» **WHAT NEEDS TO BE DONE**:
Read the records and gather each line that includes "year".

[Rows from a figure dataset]

"""

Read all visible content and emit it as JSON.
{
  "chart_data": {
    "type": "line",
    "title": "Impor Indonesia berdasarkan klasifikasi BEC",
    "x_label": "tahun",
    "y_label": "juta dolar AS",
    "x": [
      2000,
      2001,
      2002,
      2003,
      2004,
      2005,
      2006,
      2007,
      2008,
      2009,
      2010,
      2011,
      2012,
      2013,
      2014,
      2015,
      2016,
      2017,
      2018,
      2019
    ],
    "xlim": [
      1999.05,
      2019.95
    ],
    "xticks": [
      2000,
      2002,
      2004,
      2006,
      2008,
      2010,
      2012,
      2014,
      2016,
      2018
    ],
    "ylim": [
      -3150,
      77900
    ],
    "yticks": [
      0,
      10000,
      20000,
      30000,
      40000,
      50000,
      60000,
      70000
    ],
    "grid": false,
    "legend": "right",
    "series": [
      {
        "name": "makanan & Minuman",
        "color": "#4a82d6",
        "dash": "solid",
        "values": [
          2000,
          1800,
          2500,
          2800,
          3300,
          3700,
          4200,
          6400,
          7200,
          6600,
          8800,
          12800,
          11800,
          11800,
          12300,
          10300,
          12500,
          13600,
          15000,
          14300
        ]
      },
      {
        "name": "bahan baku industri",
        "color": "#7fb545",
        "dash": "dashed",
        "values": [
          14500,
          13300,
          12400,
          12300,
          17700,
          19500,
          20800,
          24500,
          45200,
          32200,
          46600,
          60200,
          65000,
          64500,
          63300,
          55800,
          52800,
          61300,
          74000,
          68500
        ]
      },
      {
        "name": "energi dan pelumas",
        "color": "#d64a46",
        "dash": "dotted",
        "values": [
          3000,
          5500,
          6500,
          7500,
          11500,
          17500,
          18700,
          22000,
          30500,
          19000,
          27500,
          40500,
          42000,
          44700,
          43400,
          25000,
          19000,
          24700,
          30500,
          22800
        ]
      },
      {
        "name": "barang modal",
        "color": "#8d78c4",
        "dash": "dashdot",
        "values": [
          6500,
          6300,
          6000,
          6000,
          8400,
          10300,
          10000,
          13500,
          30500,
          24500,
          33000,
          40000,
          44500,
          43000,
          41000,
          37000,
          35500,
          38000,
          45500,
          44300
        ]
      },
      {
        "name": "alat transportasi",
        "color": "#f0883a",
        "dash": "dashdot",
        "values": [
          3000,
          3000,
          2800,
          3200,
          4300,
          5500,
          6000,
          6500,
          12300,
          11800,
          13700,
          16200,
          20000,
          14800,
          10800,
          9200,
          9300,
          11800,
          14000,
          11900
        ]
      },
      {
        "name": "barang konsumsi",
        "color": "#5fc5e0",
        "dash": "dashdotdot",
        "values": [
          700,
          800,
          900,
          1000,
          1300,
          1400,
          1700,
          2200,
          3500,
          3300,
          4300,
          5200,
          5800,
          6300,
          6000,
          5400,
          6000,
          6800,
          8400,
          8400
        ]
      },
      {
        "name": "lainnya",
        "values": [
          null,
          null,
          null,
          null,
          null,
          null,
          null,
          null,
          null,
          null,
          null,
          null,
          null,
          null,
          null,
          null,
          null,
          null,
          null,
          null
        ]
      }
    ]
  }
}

"""
"""

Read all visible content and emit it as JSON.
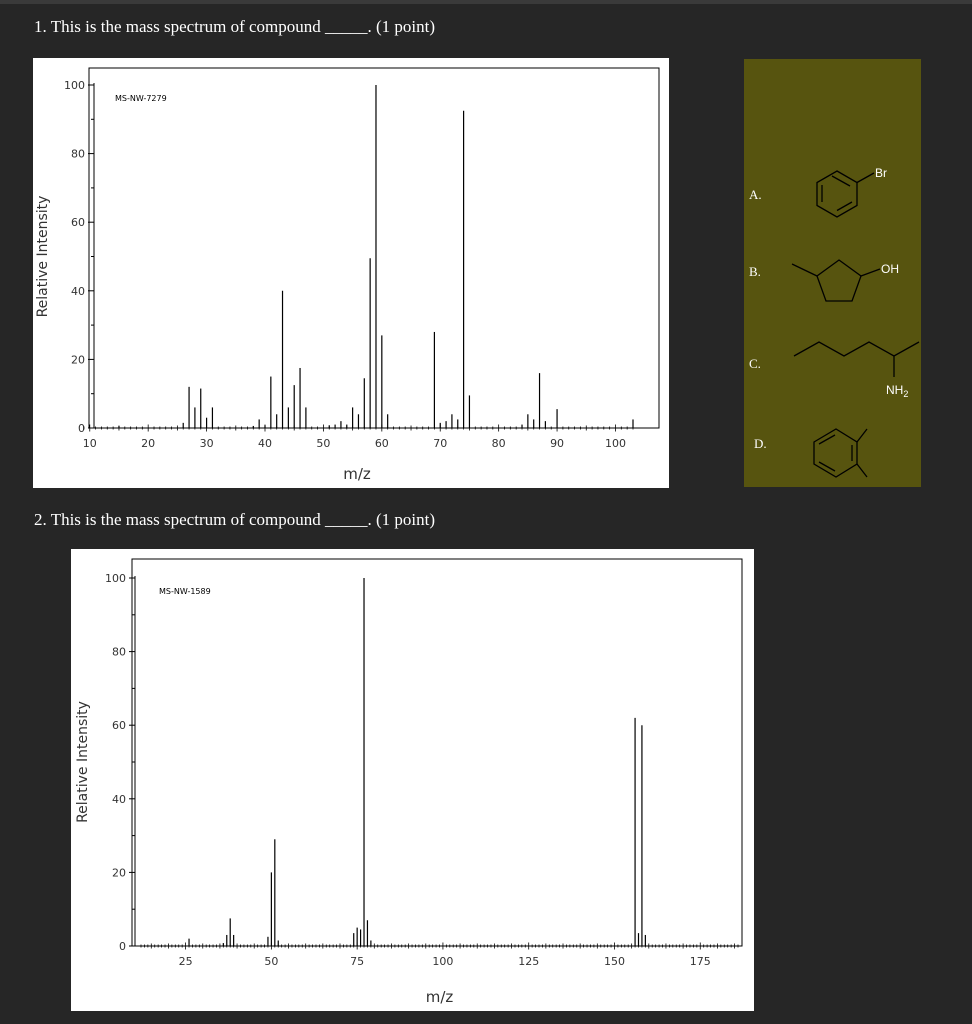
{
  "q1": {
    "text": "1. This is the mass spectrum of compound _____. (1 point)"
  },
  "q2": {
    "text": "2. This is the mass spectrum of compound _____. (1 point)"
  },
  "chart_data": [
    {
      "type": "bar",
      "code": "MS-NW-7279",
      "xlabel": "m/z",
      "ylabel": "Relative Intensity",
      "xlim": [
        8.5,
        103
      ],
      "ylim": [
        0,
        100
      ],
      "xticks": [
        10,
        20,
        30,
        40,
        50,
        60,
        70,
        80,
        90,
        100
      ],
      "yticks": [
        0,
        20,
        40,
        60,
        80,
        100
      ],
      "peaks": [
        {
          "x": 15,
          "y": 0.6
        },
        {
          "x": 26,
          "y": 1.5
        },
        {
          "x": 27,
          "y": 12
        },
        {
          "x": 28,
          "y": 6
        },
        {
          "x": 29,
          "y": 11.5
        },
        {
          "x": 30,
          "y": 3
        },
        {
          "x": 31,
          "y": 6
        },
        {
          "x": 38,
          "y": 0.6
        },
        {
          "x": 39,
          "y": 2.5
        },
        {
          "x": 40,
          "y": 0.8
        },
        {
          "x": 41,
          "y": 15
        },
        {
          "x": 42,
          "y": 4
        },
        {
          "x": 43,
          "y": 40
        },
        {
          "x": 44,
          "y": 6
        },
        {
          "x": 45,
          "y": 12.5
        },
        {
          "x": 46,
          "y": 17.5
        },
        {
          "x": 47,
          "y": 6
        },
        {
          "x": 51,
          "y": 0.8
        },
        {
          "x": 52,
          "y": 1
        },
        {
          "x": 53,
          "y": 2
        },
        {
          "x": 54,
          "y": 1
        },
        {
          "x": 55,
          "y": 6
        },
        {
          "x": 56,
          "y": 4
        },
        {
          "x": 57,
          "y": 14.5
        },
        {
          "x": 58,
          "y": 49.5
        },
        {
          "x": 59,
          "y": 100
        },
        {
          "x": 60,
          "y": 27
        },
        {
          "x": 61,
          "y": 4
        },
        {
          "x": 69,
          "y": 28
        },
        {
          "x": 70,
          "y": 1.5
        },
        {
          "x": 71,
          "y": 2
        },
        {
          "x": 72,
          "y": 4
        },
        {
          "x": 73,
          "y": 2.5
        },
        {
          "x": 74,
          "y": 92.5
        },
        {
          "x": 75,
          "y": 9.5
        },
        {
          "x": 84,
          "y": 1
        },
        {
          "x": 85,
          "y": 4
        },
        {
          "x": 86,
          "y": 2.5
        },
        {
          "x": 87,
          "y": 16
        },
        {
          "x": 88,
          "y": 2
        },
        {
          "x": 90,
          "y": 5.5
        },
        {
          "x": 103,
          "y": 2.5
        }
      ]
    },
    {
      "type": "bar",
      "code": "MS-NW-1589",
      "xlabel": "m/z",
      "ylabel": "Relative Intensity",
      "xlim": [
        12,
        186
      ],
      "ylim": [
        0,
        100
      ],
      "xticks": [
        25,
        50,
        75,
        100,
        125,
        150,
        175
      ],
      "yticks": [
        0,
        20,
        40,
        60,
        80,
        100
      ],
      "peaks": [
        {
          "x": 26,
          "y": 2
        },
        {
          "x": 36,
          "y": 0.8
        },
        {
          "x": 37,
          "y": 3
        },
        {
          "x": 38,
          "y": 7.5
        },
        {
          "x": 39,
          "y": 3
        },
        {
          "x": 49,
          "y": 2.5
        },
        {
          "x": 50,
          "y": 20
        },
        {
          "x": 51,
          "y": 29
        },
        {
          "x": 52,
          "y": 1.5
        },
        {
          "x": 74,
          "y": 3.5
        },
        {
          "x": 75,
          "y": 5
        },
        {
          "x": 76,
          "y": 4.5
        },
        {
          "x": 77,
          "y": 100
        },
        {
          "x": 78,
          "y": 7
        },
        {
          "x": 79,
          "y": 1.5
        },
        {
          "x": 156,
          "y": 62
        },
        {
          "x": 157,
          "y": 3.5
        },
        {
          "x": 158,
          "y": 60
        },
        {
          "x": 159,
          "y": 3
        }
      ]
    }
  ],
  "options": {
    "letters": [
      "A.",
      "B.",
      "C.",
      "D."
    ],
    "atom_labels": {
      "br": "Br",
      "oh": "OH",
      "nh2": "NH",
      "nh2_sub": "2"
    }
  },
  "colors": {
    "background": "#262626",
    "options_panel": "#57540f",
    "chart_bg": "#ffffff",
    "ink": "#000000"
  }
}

"""
"""

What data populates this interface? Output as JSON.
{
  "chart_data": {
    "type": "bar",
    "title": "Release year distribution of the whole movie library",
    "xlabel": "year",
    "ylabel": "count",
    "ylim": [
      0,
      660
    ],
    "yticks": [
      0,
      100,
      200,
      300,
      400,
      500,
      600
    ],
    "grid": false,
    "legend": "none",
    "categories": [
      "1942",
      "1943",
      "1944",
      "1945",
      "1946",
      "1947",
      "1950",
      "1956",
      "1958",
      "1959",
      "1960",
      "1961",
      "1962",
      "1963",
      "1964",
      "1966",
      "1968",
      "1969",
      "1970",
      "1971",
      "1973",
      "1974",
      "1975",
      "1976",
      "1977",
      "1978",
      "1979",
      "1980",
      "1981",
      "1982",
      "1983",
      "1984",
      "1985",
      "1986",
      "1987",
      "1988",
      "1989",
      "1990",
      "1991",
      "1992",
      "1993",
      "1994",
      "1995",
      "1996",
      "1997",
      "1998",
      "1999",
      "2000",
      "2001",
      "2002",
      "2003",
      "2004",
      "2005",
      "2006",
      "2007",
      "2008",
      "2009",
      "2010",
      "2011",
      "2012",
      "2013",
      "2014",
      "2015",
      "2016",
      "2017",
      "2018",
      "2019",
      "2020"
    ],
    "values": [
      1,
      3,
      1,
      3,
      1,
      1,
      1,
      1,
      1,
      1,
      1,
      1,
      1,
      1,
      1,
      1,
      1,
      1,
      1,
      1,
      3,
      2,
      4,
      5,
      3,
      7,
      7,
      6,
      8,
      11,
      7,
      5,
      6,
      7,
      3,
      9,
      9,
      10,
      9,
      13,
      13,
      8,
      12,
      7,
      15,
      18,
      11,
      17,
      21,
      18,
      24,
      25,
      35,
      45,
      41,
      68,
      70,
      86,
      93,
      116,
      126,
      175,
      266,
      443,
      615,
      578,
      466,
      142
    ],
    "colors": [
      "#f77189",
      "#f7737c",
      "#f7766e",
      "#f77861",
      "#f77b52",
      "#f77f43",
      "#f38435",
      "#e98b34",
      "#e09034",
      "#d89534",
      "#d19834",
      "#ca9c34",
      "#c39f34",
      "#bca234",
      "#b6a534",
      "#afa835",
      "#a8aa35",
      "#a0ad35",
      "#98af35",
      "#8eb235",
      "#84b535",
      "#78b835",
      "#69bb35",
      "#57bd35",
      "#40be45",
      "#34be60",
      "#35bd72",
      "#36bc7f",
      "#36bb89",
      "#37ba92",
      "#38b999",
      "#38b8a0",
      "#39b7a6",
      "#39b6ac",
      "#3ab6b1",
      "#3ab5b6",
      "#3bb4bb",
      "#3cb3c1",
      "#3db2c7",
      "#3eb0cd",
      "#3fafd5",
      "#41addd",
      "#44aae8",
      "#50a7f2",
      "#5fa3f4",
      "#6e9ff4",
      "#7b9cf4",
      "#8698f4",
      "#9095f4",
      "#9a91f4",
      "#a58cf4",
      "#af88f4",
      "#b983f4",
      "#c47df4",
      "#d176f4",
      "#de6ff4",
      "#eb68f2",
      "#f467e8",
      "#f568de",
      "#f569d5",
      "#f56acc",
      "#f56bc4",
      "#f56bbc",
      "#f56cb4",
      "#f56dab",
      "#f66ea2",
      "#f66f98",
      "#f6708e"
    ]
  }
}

"""

» **FINISHED TASK**:
    "title": "Release year distribution of the whole movie library",
    "xlabel": "year",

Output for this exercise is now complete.